Textauszug:

──────────────────────────────

Obwohl Samstag ist, stehen vor dem Schulgebäude der Julius-Wegeler-Schule in Koblenz zahlreiche Autos. Die Kennzeichen verraten: Ihre Besitzer kommen nicht nur aus der direkten Umgebung, sondern auch von weiter her - aus ganz Rheinland-Pfalz, Nordrhein-Westfalen, Baden-Württemberg und Hessen. Gegen 9 Uhr strömen von allen Seiten Eltern mit ihren Kindern durch den Haupteingang. Sie wollen zum Kinder-College, das hier jeden zweiten Samstag Kurse für hochbegabte Kinder anbietet.

Im Eingangsbereich werden sie freundlich von Mitarbeiterinnen des Kinder-Colleges empfangen. Unter ihnen auch die Psychologin Helga Thieroff, die die außerschulische Fördereinrichtung vor 25 Jahren in Neuwied gegründet hat. Antrieb war damals ihr eigener Sohn. Bei ihm sei eine Höchstbegabung festgestellt worden, erzählt Thieroff. Er habe sich schrecklich in der Schule gelangweilt und sei auch auf dem Gymnasium nicht gut zurechtgekommen.

──────────────────────────────

Daten:
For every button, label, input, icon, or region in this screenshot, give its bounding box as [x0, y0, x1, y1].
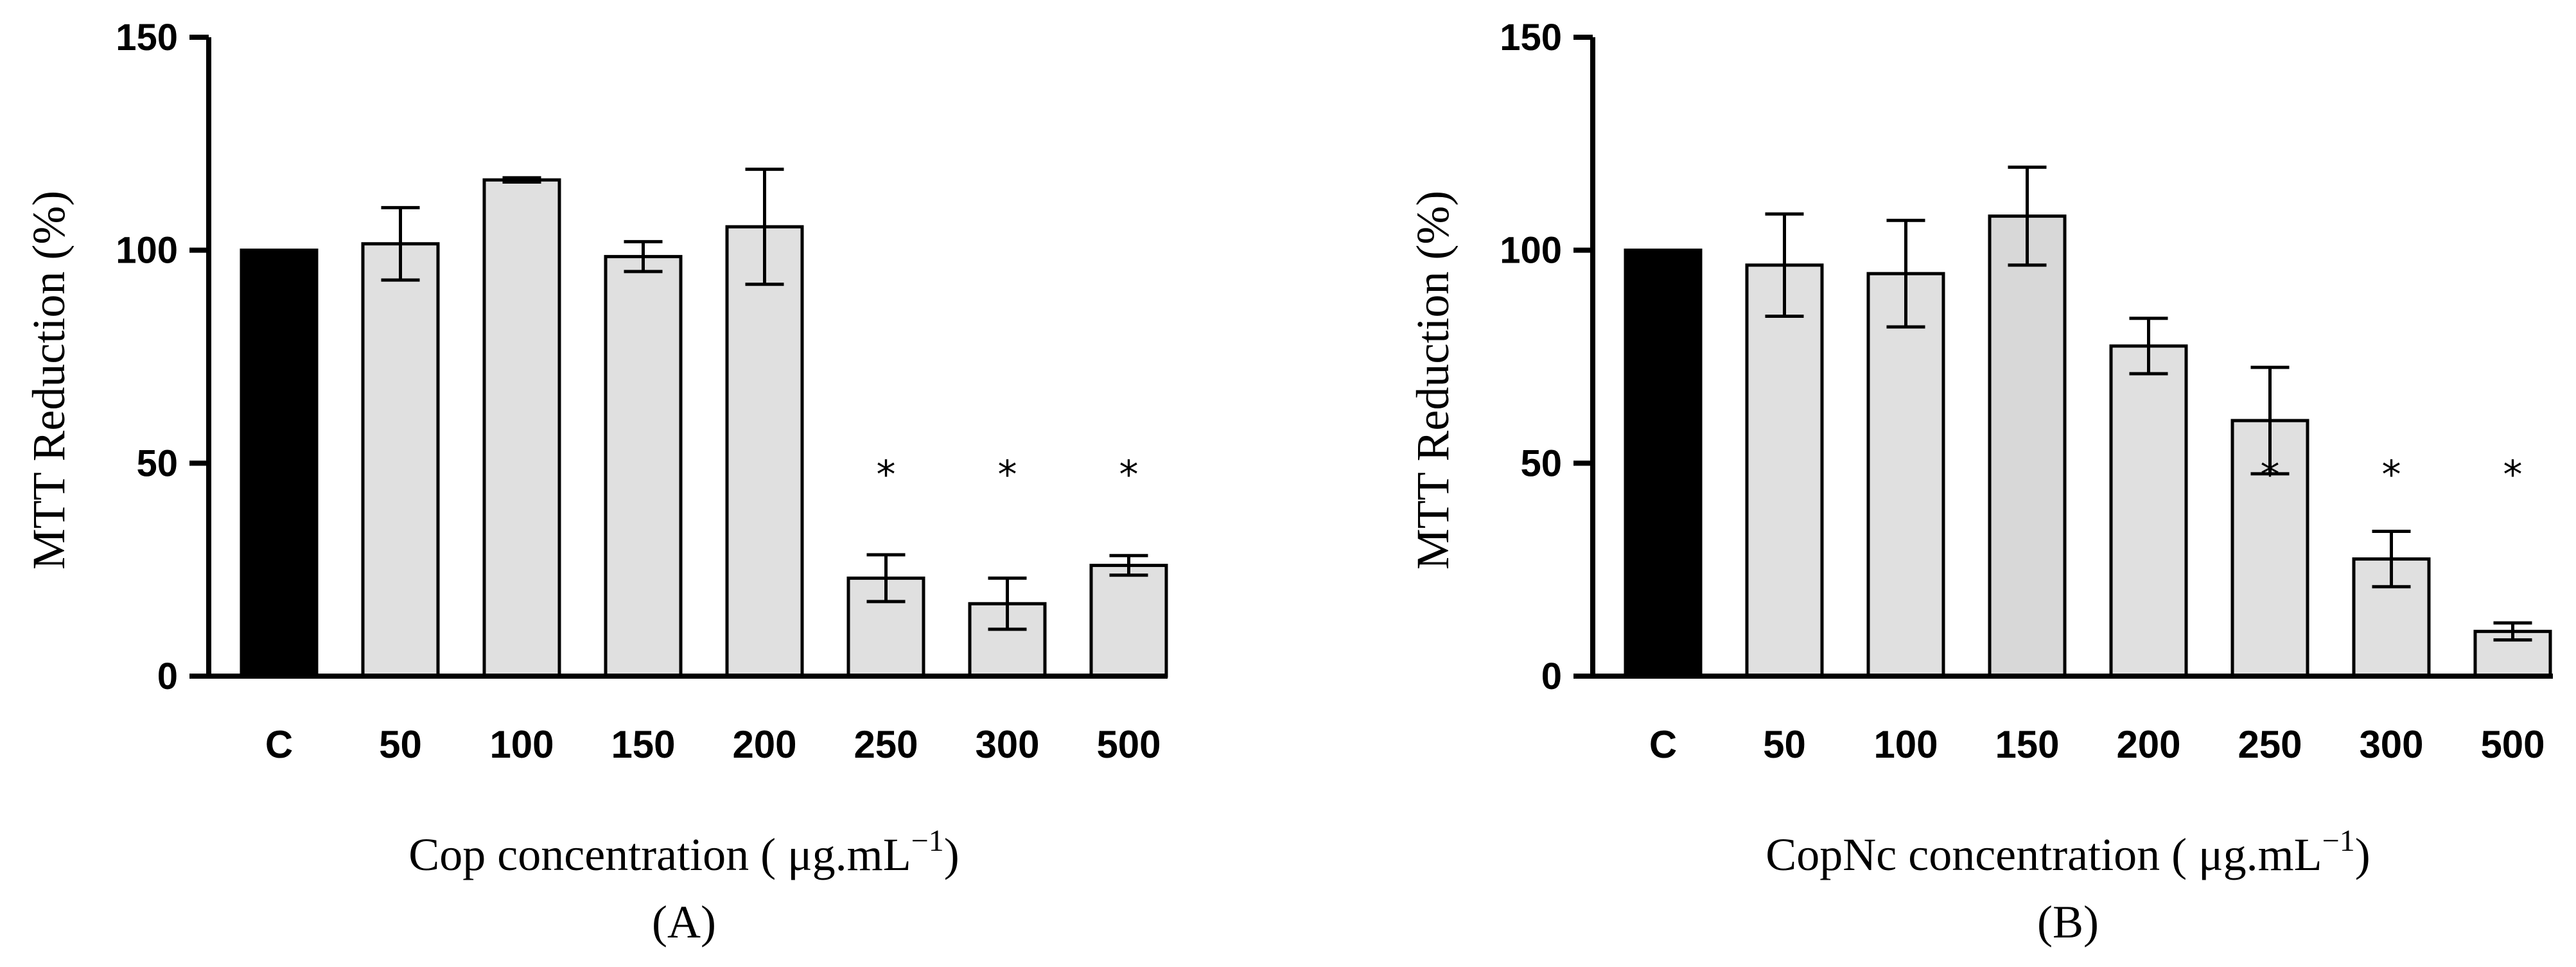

──────────────────────────────

Aufgabenstellung:
In welchem Rhythmus bietet das Kinder-College laut Textauszug seine Kurse für hochbegabte Kinder an? Die Daten werden hierfür nicht benötigt.

Endergebnis:
Jeden zweiten Samstag.